» **Set problem**
Transcribe every entry below word for word, but skip the pictures.
## Start Supplied entries
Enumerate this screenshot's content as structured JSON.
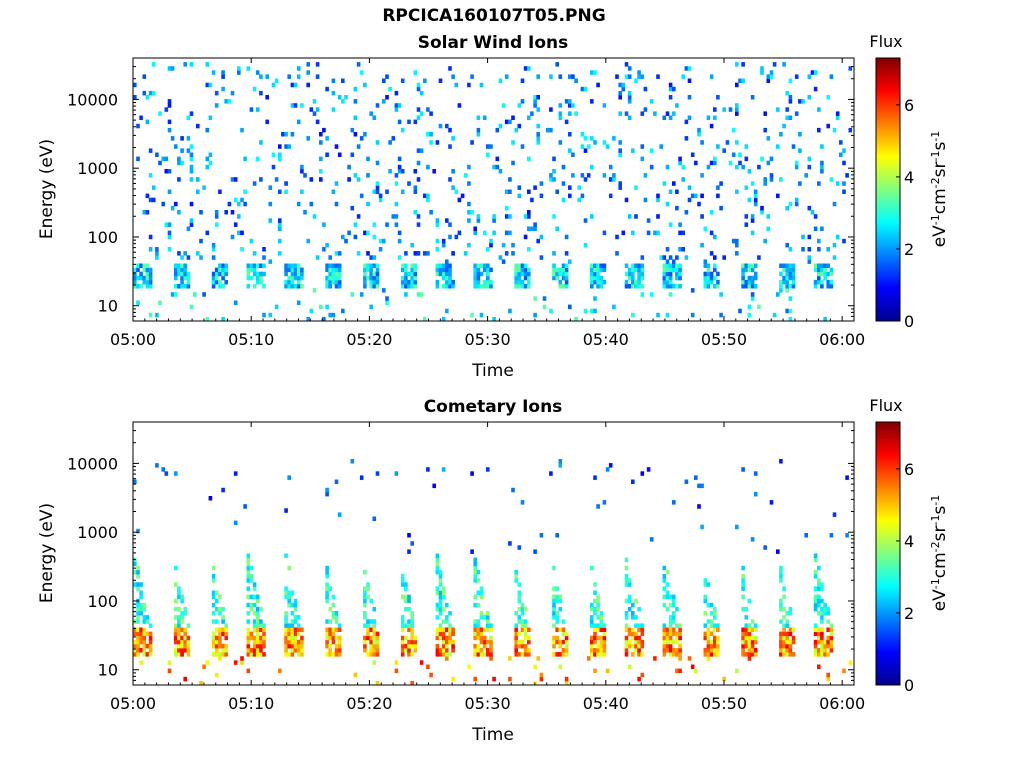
{
  "figure": {
    "title": "RPCICA160107T05.PNG"
  },
  "chart_data": [
    {
      "type": "heatmap",
      "title": "Solar Wind Ions",
      "xlabel": "Time",
      "ylabel": "Energy (eV)",
      "x_range": [
        "05:00",
        "06:01"
      ],
      "x_ticks": [
        "05:00",
        "05:10",
        "05:20",
        "05:30",
        "05:40",
        "05:50",
        "06:00"
      ],
      "y_scale": "log",
      "y_range": [
        6,
        40000
      ],
      "y_ticks": [
        10,
        100,
        1000,
        10000
      ],
      "y_tick_labels": [
        "10",
        "100",
        "1000",
        "10000"
      ],
      "colorbar": {
        "title": "Flux",
        "label": "eV-1cm-2sr-1s-1",
        "range": [
          0,
          7.3
        ],
        "ticks": [
          0,
          2,
          4,
          6
        ],
        "colormap": "jet"
      },
      "pattern": {
        "period_minutes": 3.2,
        "band_energy_eV": [
          18,
          40
        ],
        "band_flux": [
          1.5,
          3.5
        ],
        "background_energy_eV": [
          40,
          35000
        ],
        "background_flux": [
          1.0,
          2.8
        ]
      },
      "grid": false,
      "legend": "none"
    },
    {
      "type": "heatmap",
      "title": "Cometary Ions",
      "xlabel": "Time",
      "ylabel": "Energy (eV)",
      "x_range": [
        "05:00",
        "06:01"
      ],
      "x_ticks": [
        "05:00",
        "05:10",
        "05:20",
        "05:30",
        "05:40",
        "05:50",
        "06:00"
      ],
      "y_scale": "log",
      "y_range": [
        6,
        40000
      ],
      "y_ticks": [
        10,
        100,
        1000,
        10000
      ],
      "y_tick_labels": [
        "10",
        "100",
        "1000",
        "10000"
      ],
      "colorbar": {
        "title": "Flux",
        "label": "eV-1cm-2sr-1s-1",
        "range": [
          0,
          7.3
        ],
        "ticks": [
          0,
          2,
          4,
          6
        ],
        "colormap": "jet"
      },
      "pattern": {
        "period_minutes": 3.2,
        "band_energy_eV": [
          15,
          40
        ],
        "band_flux": [
          4.0,
          6.5
        ],
        "tail_energy_eV": [
          40,
          500
        ],
        "tail_flux": [
          2.2,
          3.8
        ],
        "background_energy_eV": [
          500,
          12000
        ],
        "background_flux": [
          0.8,
          2.2
        ]
      },
      "grid": false,
      "legend": "none"
    }
  ]
}
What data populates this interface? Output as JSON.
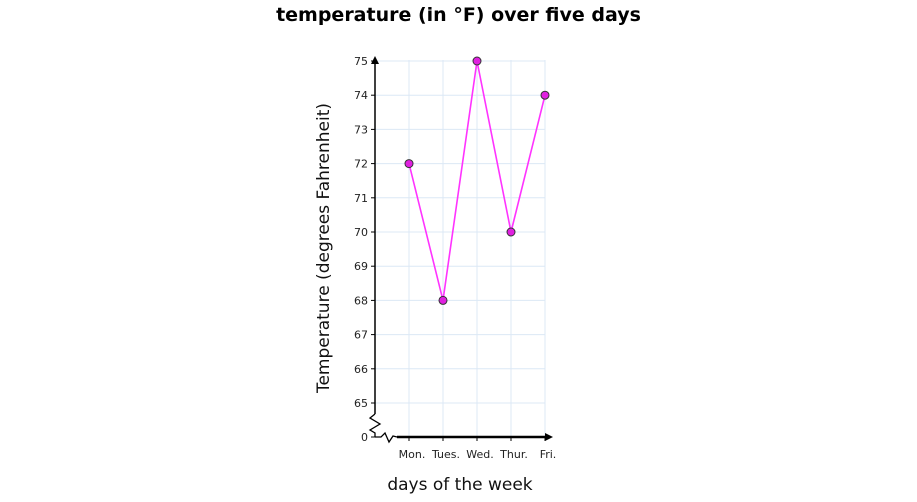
{
  "chart_data": {
    "type": "line",
    "title": "temperature (in °F) over five days",
    "xlabel": "days of the week",
    "ylabel": "Temperature (degrees Fahrenheit)",
    "categories": [
      "Mon.",
      "Tues.",
      "Wed.",
      "Thur.",
      "Fri."
    ],
    "series": [
      {
        "values": [
          72,
          68,
          75,
          70,
          74
        ]
      }
    ],
    "ylim": [
      65,
      75
    ],
    "y_axis_break": true,
    "y_ticks": [
      0,
      65,
      66,
      67,
      68,
      69,
      70,
      71,
      72,
      73,
      74,
      75
    ],
    "grid": true,
    "colors": {
      "line": "#ff33ff",
      "marker_fill": "#e020e0",
      "marker_stroke": "#333333",
      "grid": "#dce8f5",
      "axis": "#000000"
    }
  }
}
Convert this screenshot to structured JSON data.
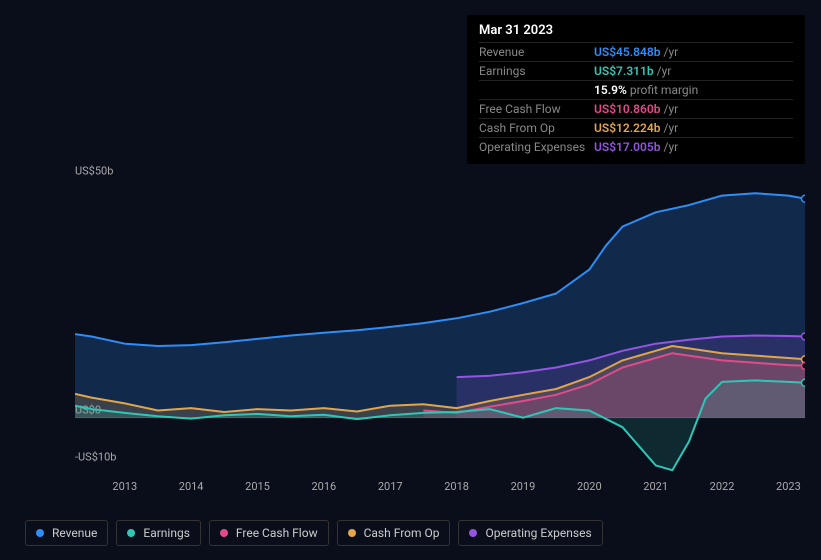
## End Supplied entries
» **Exercise answer**
Enumerate this screenshot's content as structured JSON.
{
  "figure": {
    "title": "RPCICA160107T05.PNG"
  },
  "chart_data": [
    {
      "type": "heatmap",
      "title": "Solar Wind Ions",
      "xlabel": "Time",
      "ylabel": "Energy (eV)",
      "x_range": [
        "05:00",
        "06:01"
      ],
      "x_ticks": [
        "05:00",
        "05:10",
        "05:20",
        "05:30",
        "05:40",
        "05:50",
        "06:00"
      ],
      "y_scale": "log",
      "y_range": [
        6,
        40000
      ],
      "y_ticks": [
        10,
        100,
        1000,
        10000
      ],
      "y_tick_labels": [
        "10",
        "100",
        "1000",
        "10000"
      ],
      "colorbar": {
        "title": "Flux",
        "label": "eV-1cm-2sr-1s-1",
        "range": [
          0,
          7.3
        ],
        "ticks": [
          0,
          2,
          4,
          6
        ],
        "colormap": "jet"
      },
      "pattern": {
        "period_minutes": 3.2,
        "band_energy_eV": [
          18,
          40
        ],
        "band_flux": [
          1.5,
          3.5
        ],
        "background_energy_eV": [
          40,
          35000
        ],
        "background_flux": [
          1.0,
          2.8
        ]
      },
      "grid": false,
      "legend": "none"
    },
    {
      "type": "heatmap",
      "title": "Cometary Ions",
      "xlabel": "Time",
      "ylabel": "Energy (eV)",
      "x_range": [
        "05:00",
        "06:01"
      ],
      "x_ticks": [
        "05:00",
        "05:10",
        "05:20",
        "05:30",
        "05:40",
        "05:50",
        "06:00"
      ],
      "y_scale": "log",
      "y_range": [
        6,
        40000
      ],
      "y_ticks": [
        10,
        100,
        1000,
        10000
      ],
      "y_tick_labels": [
        "10",
        "100",
        "1000",
        "10000"
      ],
      "colorbar": {
        "title": "Flux",
        "label": "eV-1cm-2sr-1s-1",
        "range": [
          0,
          7.3
        ],
        "ticks": [
          0,
          2,
          4,
          6
        ],
        "colormap": "jet"
      },
      "pattern": {
        "period_minutes": 3.2,
        "band_energy_eV": [
          15,
          40
        ],
        "band_flux": [
          4.0,
          6.5
        ],
        "tail_energy_eV": [
          40,
          500
        ],
        "tail_flux": [
          2.2,
          3.8
        ],
        "background_energy_eV": [
          500,
          12000
        ],
        "background_flux": [
          0.8,
          2.2
        ]
      },
      "grid": false,
      "legend": "none"
    }
  ]
}
What data populates this interface? Output as JSON.
{
  "chart_data": {
    "type": "line",
    "title": "temperature (in °F) over five days",
    "xlabel": "days of the week",
    "ylabel": "Temperature (degrees Fahrenheit)",
    "categories": [
      "Mon.",
      "Tues.",
      "Wed.",
      "Thur.",
      "Fri."
    ],
    "series": [
      {
        "values": [
          72,
          68,
          75,
          70,
          74
        ]
      }
    ],
    "ylim": [
      65,
      75
    ],
    "y_axis_break": true,
    "y_ticks": [
      0,
      65,
      66,
      67,
      68,
      69,
      70,
      71,
      72,
      73,
      74,
      75
    ],
    "grid": true,
    "colors": {
      "line": "#ff33ff",
      "marker_fill": "#e020e0",
      "marker_stroke": "#333333",
      "grid": "#dce8f5",
      "axis": "#000000"
    }
  }
}
Convert this screenshot to structured JSON data.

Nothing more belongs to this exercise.